WRITTEN EXERCISE:
Make an exact copy of all the entries, but do not reproduce the pictures.

::::

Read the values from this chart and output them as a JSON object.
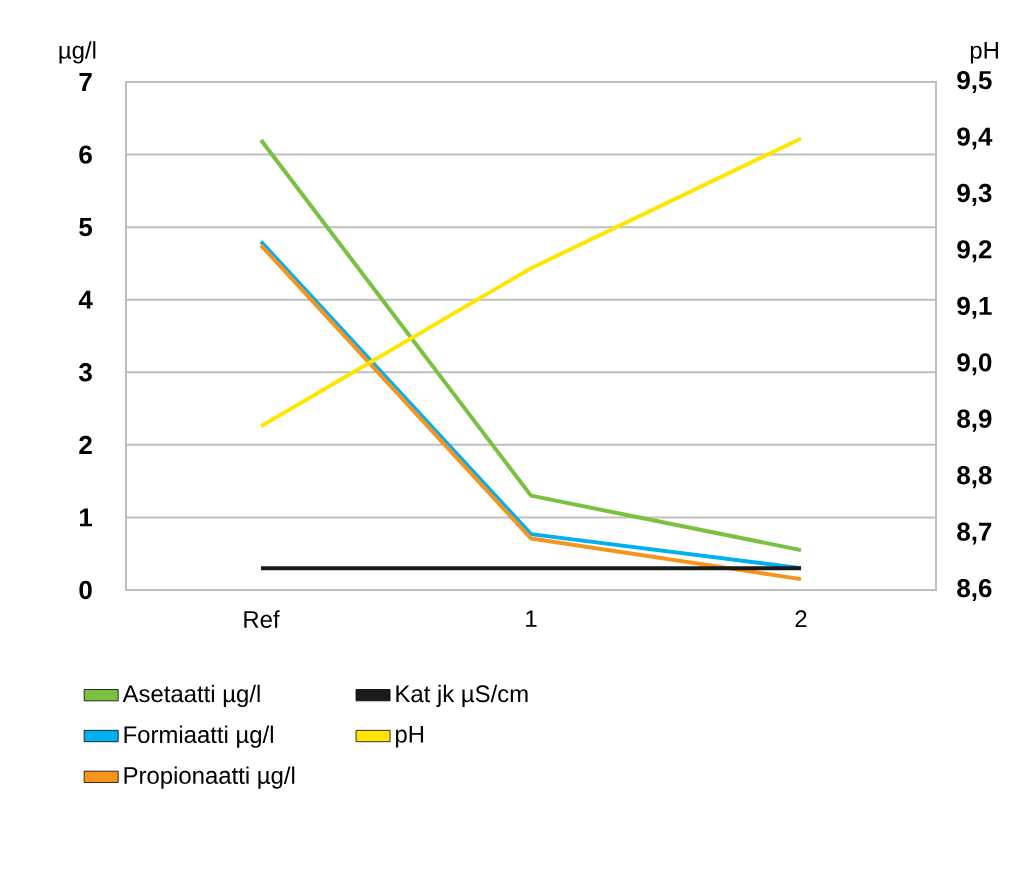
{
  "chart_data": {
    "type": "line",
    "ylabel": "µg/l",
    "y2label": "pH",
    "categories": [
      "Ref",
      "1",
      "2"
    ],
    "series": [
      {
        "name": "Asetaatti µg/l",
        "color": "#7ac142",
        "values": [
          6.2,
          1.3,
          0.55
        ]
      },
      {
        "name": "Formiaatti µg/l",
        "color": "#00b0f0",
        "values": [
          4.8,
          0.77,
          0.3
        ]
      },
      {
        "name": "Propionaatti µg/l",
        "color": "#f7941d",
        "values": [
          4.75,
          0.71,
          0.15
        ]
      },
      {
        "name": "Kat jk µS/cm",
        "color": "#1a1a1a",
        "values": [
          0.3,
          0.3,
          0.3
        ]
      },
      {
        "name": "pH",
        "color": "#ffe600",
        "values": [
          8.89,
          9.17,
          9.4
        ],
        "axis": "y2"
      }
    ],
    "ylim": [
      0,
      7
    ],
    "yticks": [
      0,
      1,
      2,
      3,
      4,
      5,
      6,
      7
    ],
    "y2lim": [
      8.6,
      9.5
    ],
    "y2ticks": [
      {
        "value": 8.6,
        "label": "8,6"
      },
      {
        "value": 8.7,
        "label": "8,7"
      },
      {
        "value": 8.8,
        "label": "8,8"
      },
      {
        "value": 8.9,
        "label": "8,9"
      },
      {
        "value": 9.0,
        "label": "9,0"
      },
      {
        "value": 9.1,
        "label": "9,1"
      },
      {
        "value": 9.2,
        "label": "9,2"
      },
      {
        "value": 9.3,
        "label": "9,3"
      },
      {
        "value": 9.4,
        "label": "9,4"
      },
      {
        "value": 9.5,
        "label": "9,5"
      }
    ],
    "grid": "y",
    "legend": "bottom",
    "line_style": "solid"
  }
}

::::

EXERCISE OUTPUT:
Read the values from this chart and output them as a JSON object.
{
  "chart_data": {
    "type": "line",
    "ylabel": "µg/l",
    "y2label": "pH",
    "categories": [
      "Ref",
      "1",
      "2"
    ],
    "series": [
      {
        "name": "Asetaatti µg/l",
        "color": "#7ac142",
        "values": [
          6.2,
          1.3,
          0.55
        ]
      },
      {
        "name": "Formiaatti µg/l",
        "color": "#00b0f0",
        "values": [
          4.8,
          0.77,
          0.3
        ]
      },
      {
        "name": "Propionaatti µg/l",
        "color": "#f7941d",
        "values": [
          4.75,
          0.71,
          0.15
        ]
      },
      {
        "name": "Kat jk µS/cm",
        "color": "#1a1a1a",
        "values": [
          0.3,
          0.3,
          0.3
        ]
      },
      {
        "name": "pH",
        "color": "#ffe600",
        "values": [
          8.89,
          9.17,
          9.4
        ],
        "axis": "y2"
      }
    ],
    "ylim": [
      0,
      7
    ],
    "yticks": [
      0,
      1,
      2,
      3,
      4,
      5,
      6,
      7
    ],
    "y2lim": [
      8.6,
      9.5
    ],
    "y2ticks": [
      {
        "value": 8.6,
        "label": "8,6"
      },
      {
        "value": 8.7,
        "label": "8,7"
      },
      {
        "value": 8.8,
        "label": "8,8"
      },
      {
        "value": 8.9,
        "label": "8,9"
      },
      {
        "value": 9.0,
        "label": "9,0"
      },
      {
        "value": 9.1,
        "label": "9,1"
      },
      {
        "value": 9.2,
        "label": "9,2"
      },
      {
        "value": 9.3,
        "label": "9,3"
      },
      {
        "value": 9.4,
        "label": "9,4"
      },
      {
        "value": 9.5,
        "label": "9,5"
      }
    ],
    "grid": "y",
    "legend": "bottom",
    "line_style": "solid"
  }
}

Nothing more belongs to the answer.